(Data listing)
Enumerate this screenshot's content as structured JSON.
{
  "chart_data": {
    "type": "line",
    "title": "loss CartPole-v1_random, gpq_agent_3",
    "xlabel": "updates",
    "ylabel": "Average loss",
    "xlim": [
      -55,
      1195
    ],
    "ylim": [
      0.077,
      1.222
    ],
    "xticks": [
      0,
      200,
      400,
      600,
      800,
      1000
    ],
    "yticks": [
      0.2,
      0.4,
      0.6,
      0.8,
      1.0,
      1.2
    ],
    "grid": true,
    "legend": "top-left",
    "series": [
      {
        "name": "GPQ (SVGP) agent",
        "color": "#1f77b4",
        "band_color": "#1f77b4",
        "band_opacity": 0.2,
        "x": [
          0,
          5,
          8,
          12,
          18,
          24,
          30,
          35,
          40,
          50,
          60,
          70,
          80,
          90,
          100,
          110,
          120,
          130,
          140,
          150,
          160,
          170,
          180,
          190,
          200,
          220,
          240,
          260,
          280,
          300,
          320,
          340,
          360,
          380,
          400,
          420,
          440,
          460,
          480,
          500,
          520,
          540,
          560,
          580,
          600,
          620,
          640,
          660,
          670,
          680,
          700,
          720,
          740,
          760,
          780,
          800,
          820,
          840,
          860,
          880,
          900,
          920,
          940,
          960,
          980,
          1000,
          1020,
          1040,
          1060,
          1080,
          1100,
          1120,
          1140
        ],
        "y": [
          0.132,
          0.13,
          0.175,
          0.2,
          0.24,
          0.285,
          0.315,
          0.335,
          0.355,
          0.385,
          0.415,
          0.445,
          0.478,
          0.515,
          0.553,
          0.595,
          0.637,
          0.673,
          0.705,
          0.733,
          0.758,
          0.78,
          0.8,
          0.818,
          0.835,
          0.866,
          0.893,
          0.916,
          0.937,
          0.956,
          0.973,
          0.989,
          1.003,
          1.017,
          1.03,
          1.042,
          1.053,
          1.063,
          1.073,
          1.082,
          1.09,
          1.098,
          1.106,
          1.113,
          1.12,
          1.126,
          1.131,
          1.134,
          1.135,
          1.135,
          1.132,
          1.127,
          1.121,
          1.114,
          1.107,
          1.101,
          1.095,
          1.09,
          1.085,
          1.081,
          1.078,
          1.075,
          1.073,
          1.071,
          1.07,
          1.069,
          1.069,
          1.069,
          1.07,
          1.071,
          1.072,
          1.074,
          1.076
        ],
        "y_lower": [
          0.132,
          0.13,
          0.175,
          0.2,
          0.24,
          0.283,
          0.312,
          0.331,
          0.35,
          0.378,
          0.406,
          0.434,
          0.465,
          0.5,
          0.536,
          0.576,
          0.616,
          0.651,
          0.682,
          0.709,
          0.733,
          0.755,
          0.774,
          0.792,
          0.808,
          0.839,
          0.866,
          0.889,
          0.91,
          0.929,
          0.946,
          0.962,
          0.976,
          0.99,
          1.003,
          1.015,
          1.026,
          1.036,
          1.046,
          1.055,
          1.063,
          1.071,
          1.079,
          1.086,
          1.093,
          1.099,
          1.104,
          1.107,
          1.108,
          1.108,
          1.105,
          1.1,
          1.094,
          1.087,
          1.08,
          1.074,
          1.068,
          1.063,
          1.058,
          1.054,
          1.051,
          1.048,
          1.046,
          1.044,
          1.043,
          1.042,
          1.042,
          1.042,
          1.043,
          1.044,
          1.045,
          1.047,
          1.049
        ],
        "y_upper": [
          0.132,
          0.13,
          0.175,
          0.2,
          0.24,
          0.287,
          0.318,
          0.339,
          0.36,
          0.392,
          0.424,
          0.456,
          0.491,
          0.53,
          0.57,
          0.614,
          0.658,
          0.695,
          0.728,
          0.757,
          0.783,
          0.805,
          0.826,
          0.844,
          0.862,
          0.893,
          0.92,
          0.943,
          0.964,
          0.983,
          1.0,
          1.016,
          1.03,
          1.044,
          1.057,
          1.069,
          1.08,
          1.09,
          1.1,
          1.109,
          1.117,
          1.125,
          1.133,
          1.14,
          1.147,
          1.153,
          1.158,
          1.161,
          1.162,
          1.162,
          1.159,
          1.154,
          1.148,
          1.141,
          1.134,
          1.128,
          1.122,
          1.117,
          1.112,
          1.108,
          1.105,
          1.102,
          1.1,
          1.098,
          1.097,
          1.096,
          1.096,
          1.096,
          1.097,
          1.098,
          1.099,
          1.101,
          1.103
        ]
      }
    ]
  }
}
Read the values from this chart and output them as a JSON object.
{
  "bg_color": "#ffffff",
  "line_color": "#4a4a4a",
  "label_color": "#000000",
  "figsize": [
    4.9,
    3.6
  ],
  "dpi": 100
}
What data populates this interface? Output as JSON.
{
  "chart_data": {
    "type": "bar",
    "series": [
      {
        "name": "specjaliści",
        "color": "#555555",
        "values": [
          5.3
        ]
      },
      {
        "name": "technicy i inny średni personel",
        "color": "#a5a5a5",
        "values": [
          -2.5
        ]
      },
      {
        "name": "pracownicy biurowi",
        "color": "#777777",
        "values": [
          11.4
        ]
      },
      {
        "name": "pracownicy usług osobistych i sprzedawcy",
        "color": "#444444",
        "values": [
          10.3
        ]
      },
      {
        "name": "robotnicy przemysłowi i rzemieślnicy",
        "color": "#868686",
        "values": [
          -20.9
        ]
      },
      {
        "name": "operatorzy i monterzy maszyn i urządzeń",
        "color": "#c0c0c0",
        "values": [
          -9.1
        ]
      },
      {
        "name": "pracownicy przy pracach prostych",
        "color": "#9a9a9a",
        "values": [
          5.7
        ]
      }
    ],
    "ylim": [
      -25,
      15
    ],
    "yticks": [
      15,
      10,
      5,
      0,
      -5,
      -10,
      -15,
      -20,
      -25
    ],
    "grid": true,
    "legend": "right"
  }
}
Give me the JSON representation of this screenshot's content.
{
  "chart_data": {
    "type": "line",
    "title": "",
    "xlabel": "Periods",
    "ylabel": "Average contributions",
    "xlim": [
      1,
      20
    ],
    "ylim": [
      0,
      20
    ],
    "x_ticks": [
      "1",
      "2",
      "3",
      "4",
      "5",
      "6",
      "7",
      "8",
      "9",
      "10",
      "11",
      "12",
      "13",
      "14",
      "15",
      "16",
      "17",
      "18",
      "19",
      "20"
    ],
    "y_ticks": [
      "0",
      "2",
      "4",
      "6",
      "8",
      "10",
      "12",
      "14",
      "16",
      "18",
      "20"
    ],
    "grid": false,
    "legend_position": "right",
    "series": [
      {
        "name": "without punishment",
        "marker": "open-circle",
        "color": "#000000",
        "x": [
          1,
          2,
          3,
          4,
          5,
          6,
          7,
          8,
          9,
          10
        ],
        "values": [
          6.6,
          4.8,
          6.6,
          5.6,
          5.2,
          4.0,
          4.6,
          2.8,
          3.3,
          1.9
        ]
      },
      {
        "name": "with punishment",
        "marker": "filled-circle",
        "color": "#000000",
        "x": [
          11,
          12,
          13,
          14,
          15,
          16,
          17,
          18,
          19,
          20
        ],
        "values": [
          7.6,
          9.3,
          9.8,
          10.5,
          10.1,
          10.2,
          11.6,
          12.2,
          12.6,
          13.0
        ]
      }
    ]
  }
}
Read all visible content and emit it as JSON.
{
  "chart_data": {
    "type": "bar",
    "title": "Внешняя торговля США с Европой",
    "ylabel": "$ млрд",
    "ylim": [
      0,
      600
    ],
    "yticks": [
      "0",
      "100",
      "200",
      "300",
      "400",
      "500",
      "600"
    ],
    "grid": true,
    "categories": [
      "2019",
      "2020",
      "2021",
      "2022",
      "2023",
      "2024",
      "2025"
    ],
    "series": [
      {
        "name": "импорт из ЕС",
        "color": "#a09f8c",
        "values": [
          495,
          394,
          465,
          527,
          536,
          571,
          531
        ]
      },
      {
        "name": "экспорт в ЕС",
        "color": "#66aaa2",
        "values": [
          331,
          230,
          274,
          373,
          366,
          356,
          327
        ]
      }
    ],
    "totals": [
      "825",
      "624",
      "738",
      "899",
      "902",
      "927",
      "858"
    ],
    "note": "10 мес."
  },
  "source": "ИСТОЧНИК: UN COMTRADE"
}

* [WRITTEN PROBLEM]
In the lines above, locate the string "punishment". Copy every line where it occurs.

* [OUTPUT]
        "name": "without punishment",
        "name": "with punishment",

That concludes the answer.